**Provided records**
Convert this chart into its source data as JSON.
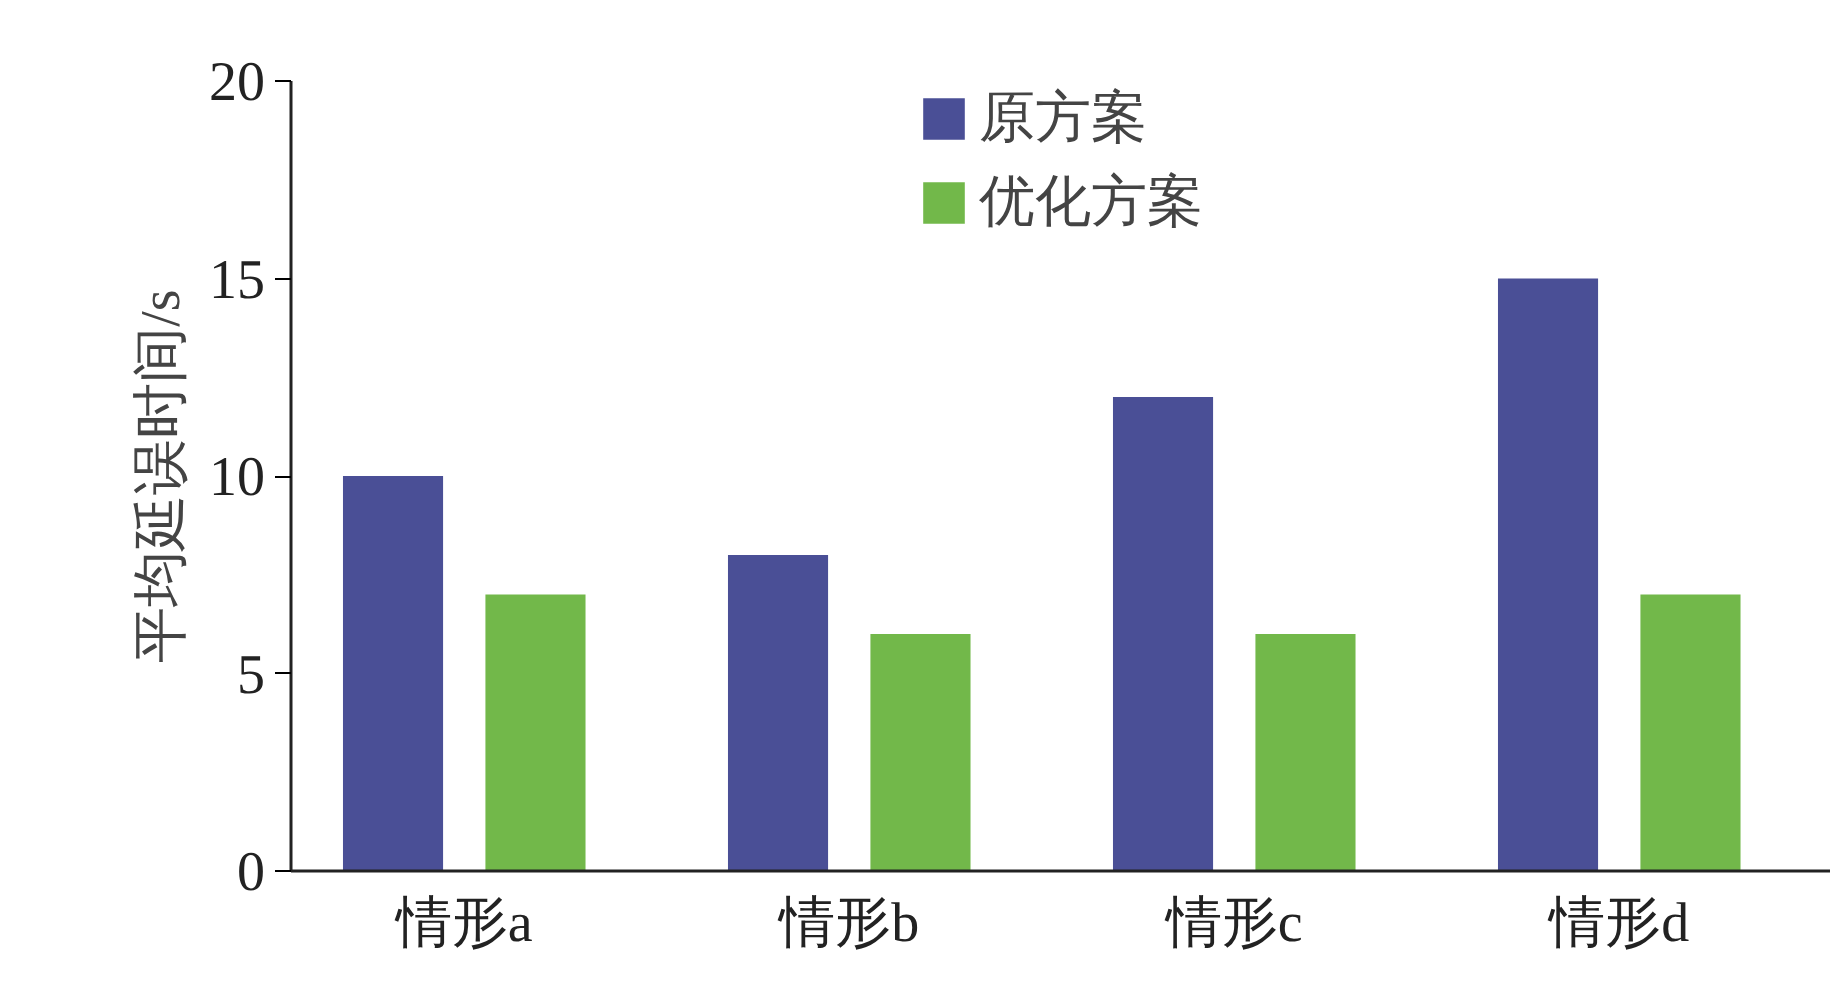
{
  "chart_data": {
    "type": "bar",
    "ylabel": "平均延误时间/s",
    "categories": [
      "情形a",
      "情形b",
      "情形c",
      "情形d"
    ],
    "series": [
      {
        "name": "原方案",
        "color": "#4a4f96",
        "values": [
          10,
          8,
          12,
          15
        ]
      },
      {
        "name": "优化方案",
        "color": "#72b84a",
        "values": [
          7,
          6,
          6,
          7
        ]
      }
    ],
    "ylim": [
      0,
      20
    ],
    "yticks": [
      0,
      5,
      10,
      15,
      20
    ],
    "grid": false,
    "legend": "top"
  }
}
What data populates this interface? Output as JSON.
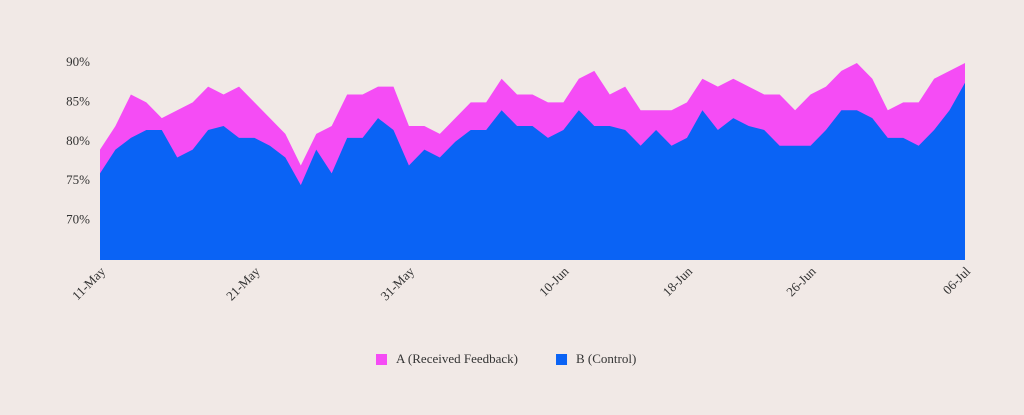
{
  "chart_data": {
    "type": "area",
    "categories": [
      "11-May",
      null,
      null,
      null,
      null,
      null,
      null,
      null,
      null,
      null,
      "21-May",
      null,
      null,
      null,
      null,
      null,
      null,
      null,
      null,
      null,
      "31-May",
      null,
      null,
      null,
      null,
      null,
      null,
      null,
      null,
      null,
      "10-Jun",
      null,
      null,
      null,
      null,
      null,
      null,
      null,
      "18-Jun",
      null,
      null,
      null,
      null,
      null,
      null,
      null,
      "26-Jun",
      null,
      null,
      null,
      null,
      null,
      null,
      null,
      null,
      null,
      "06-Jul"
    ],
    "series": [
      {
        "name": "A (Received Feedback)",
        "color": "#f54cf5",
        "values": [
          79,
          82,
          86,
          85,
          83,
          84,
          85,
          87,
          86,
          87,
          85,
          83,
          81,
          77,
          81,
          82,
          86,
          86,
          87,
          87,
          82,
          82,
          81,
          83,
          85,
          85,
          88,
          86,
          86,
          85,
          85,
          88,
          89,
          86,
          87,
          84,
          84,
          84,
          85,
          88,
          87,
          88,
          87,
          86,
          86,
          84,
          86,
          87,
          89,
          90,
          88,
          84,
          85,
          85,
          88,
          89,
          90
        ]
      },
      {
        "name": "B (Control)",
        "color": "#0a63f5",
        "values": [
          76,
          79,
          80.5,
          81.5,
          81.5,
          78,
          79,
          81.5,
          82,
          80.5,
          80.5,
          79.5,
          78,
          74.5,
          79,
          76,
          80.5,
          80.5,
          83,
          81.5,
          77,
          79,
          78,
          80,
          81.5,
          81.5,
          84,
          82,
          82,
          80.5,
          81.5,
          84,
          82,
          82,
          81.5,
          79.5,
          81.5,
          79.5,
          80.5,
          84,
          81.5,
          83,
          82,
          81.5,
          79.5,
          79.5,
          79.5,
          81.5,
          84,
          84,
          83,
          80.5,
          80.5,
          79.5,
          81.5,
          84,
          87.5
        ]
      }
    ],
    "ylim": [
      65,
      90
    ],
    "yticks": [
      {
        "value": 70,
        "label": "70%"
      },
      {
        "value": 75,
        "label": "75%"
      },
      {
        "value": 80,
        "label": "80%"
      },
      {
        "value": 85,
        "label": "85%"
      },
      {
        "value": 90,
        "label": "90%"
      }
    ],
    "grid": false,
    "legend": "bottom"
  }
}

**What to produce**
Without the pictures, repeat all the records word for word.

**Written response**
Convert this chart into its source data as JSON.
{
  "chart_data": {
    "type": "bar",
    "ylabel": "平均延误时间/s",
    "categories": [
      "情形a",
      "情形b",
      "情形c",
      "情形d"
    ],
    "series": [
      {
        "name": "原方案",
        "color": "#4a4f96",
        "values": [
          10,
          8,
          12,
          15
        ]
      },
      {
        "name": "优化方案",
        "color": "#72b84a",
        "values": [
          7,
          6,
          6,
          7
        ]
      }
    ],
    "ylim": [
      0,
      20
    ],
    "yticks": [
      0,
      5,
      10,
      15,
      20
    ],
    "grid": false,
    "legend": "top"
  }
}
What data populates this interface? Output as JSON.
{
  "chart_data": {
    "type": "area",
    "categories": [
      "11-May",
      null,
      null,
      null,
      null,
      null,
      null,
      null,
      null,
      null,
      "21-May",
      null,
      null,
      null,
      null,
      null,
      null,
      null,
      null,
      null,
      "31-May",
      null,
      null,
      null,
      null,
      null,
      null,
      null,
      null,
      null,
      "10-Jun",
      null,
      null,
      null,
      null,
      null,
      null,
      null,
      "18-Jun",
      null,
      null,
      null,
      null,
      null,
      null,
      null,
      "26-Jun",
      null,
      null,
      null,
      null,
      null,
      null,
      null,
      null,
      null,
      "06-Jul"
    ],
    "series": [
      {
        "name": "A (Received Feedback)",
        "color": "#f54cf5",
        "values": [
          79,
          82,
          86,
          85,
          83,
          84,
          85,
          87,
          86,
          87,
          85,
          83,
          81,
          77,
          81,
          82,
          86,
          86,
          87,
          87,
          82,
          82,
          81,
          83,
          85,
          85,
          88,
          86,
          86,
          85,
          85,
          88,
          89,
          86,
          87,
          84,
          84,
          84,
          85,
          88,
          87,
          88,
          87,
          86,
          86,
          84,
          86,
          87,
          89,
          90,
          88,
          84,
          85,
          85,
          88,
          89,
          90
        ]
      },
      {
        "name": "B (Control)",
        "color": "#0a63f5",
        "values": [
          76,
          79,
          80.5,
          81.5,
          81.5,
          78,
          79,
          81.5,
          82,
          80.5,
          80.5,
          79.5,
          78,
          74.5,
          79,
          76,
          80.5,
          80.5,
          83,
          81.5,
          77,
          79,
          78,
          80,
          81.5,
          81.5,
          84,
          82,
          82,
          80.5,
          81.5,
          84,
          82,
          82,
          81.5,
          79.5,
          81.5,
          79.5,
          80.5,
          84,
          81.5,
          83,
          82,
          81.5,
          79.5,
          79.5,
          79.5,
          81.5,
          84,
          84,
          83,
          80.5,
          80.5,
          79.5,
          81.5,
          84,
          87.5
        ]
      }
    ],
    "ylim": [
      65,
      90
    ],
    "yticks": [
      {
        "value": 70,
        "label": "70%"
      },
      {
        "value": 75,
        "label": "75%"
      },
      {
        "value": 80,
        "label": "80%"
      },
      {
        "value": 85,
        "label": "85%"
      },
      {
        "value": 90,
        "label": "90%"
      }
    ],
    "grid": false,
    "legend": "bottom"
  }
}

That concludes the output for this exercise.